Work out the number of lines in the records that include the word "color"; reply with that number alone.

Data entries for graphics:
------
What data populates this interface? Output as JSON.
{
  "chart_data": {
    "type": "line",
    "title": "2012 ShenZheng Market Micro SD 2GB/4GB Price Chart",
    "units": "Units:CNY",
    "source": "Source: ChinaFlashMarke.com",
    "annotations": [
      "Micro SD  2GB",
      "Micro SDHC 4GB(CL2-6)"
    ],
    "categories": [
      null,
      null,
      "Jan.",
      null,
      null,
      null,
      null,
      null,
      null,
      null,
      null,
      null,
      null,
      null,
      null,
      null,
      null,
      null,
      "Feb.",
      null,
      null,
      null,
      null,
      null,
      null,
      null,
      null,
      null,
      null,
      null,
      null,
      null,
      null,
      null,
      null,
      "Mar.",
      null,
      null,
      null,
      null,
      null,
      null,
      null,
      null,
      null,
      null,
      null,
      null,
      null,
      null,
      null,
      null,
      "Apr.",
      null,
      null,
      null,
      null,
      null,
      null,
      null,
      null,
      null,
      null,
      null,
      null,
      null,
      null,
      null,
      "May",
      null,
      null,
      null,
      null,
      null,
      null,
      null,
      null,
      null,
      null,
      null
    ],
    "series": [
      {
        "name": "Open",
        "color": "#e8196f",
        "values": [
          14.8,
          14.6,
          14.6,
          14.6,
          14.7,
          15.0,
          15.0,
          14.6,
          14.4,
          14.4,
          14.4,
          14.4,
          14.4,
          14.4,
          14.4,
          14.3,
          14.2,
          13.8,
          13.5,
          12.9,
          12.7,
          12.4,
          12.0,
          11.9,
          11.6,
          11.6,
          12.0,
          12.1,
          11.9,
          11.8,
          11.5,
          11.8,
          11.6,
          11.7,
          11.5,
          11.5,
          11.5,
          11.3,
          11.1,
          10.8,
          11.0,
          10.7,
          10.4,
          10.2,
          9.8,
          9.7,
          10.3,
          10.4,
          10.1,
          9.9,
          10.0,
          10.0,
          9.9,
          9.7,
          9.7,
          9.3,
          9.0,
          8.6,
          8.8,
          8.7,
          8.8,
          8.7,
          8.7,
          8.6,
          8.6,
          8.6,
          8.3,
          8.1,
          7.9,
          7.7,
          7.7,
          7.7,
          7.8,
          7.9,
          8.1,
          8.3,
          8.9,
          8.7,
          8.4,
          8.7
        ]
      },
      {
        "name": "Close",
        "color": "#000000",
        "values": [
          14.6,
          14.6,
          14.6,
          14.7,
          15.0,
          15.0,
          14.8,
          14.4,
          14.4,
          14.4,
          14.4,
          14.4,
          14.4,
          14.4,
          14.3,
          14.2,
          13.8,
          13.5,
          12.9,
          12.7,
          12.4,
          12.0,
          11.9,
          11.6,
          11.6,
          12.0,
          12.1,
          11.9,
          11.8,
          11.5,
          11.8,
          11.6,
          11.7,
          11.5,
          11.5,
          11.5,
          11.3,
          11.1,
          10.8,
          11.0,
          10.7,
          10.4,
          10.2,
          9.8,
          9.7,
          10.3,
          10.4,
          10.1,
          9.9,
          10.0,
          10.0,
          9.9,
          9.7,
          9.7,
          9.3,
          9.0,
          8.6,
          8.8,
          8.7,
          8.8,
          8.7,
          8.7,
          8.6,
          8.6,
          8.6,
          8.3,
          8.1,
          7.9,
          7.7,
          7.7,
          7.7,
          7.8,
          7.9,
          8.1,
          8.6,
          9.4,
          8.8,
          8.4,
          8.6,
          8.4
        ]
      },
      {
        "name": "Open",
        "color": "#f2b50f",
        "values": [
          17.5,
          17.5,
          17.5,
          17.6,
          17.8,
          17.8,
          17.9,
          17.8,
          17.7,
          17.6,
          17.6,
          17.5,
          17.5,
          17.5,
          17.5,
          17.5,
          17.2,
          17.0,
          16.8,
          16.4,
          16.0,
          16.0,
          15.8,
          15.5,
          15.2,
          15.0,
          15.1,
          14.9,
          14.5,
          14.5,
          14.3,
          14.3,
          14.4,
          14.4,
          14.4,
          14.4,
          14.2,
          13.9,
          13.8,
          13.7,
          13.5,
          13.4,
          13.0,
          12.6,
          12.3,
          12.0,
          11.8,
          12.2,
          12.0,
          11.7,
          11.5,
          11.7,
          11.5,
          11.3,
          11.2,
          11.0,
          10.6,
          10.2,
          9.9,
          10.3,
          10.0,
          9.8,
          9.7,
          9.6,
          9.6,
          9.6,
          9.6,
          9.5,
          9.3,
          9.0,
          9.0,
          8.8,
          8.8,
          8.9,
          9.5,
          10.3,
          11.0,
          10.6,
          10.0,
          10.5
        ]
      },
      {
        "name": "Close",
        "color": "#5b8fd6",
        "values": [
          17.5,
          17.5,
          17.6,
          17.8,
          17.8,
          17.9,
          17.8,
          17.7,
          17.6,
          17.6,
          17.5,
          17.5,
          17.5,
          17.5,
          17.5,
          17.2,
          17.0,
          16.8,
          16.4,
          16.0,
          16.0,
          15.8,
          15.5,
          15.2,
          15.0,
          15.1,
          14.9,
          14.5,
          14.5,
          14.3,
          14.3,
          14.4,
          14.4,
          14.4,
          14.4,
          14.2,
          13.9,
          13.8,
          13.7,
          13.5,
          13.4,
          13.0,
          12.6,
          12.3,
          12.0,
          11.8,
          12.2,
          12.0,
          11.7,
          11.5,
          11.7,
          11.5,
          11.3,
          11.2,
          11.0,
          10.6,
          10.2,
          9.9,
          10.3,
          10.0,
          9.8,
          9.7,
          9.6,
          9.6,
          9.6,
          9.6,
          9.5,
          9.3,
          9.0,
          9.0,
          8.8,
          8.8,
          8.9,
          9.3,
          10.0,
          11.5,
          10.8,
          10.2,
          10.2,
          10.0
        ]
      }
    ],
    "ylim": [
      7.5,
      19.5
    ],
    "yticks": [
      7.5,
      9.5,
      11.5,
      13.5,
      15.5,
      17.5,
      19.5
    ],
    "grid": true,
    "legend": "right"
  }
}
------
— FULL ANSWER —
4